BEGIN Supplied entries

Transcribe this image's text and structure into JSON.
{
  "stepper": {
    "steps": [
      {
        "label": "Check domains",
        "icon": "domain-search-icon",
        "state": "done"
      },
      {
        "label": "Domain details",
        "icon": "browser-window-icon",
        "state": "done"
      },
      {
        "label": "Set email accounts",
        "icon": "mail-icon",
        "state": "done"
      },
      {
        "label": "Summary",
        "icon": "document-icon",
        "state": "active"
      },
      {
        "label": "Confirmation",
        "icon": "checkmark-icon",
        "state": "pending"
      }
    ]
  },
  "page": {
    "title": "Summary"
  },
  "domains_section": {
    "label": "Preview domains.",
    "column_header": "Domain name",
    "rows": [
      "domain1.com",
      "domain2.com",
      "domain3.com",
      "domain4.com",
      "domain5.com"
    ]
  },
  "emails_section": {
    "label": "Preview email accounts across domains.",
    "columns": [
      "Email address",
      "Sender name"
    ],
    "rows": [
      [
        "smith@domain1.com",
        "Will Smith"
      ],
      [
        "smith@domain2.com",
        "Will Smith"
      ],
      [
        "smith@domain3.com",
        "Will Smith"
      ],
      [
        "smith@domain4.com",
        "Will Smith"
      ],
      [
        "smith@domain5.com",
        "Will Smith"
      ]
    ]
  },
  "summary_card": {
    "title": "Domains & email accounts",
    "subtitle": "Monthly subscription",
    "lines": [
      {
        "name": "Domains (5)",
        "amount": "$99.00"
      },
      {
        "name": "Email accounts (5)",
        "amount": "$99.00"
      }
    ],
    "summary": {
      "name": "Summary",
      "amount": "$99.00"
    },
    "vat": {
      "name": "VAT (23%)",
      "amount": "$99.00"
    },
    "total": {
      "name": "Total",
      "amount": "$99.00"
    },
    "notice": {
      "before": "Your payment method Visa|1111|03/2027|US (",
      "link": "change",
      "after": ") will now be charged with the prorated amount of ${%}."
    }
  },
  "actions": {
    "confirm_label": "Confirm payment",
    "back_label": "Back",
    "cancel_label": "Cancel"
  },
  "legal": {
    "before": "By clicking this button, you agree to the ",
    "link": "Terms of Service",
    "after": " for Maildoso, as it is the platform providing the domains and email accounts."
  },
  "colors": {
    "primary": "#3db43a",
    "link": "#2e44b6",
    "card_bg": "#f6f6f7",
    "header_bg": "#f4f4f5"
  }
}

END Supplied entries

» Exercise instructions
Repeat the data verbatim.

» Solved exercise
Transcribe this image's text and structure into JSON.
{
  "stepper": {
    "steps": [
      {
        "label": "Check domains",
        "icon": "domain-search-icon",
        "state": "done"
      },
      {
        "label": "Domain details",
        "icon": "browser-window-icon",
        "state": "done"
      },
      {
        "label": "Set email accounts",
        "icon": "mail-icon",
        "state": "done"
      },
      {
        "label": "Summary",
        "icon": "document-icon",
        "state": "active"
      },
      {
        "label": "Confirmation",
        "icon": "checkmark-icon",
        "state": "pending"
      }
    ]
  },
  "page": {
    "title": "Summary"
  },
  "domains_section": {
    "label": "Preview domains.",
    "column_header": "Domain name",
    "rows": [
      "domain1.com",
      "domain2.com",
      "domain3.com",
      "domain4.com",
      "domain5.com"
    ]
  },
  "emails_section": {
    "label": "Preview email accounts across domains.",
    "columns": [
      "Email address",
      "Sender name"
    ],
    "rows": [
      [
        "smith@domain1.com",
        "Will Smith"
      ],
      [
        "smith@domain2.com",
        "Will Smith"
      ],
      [
        "smith@domain3.com",
        "Will Smith"
      ],
      [
        "smith@domain4.com",
        "Will Smith"
      ],
      [
        "smith@domain5.com",
        "Will Smith"
      ]
    ]
  },
  "summary_card": {
    "title": "Domains & email accounts",
    "subtitle": "Monthly subscription",
    "lines": [
      {
        "name": "Domains (5)",
        "amount": "$99.00"
      },
      {
        "name": "Email accounts (5)",
        "amount": "$99.00"
      }
    ],
    "summary": {
      "name": "Summary",
      "amount": "$99.00"
    },
    "vat": {
      "name": "VAT (23%)",
      "amount": "$99.00"
    },
    "total": {
      "name": "Total",
      "amount": "$99.00"
    },
    "notice": {
      "before": "Your payment method Visa|1111|03/2027|US (",
      "link": "change",
      "after": ") will now be charged with the prorated amount of ${%}."
    }
  },
  "actions": {
    "confirm_label": "Confirm payment",
    "back_label": "Back",
    "cancel_label": "Cancel"
  },
  "legal": {
    "before": "By clicking this button, you agree to the ",
    "link": "Terms of Service",
    "after": " for Maildoso, as it is the platform providing the domains and email accounts."
  },
  "colors": {
    "primary": "#3db43a",
    "link": "#2e44b6",
    "card_bg": "#f6f6f7",
    "header_bg": "#f4f4f5"
  }
}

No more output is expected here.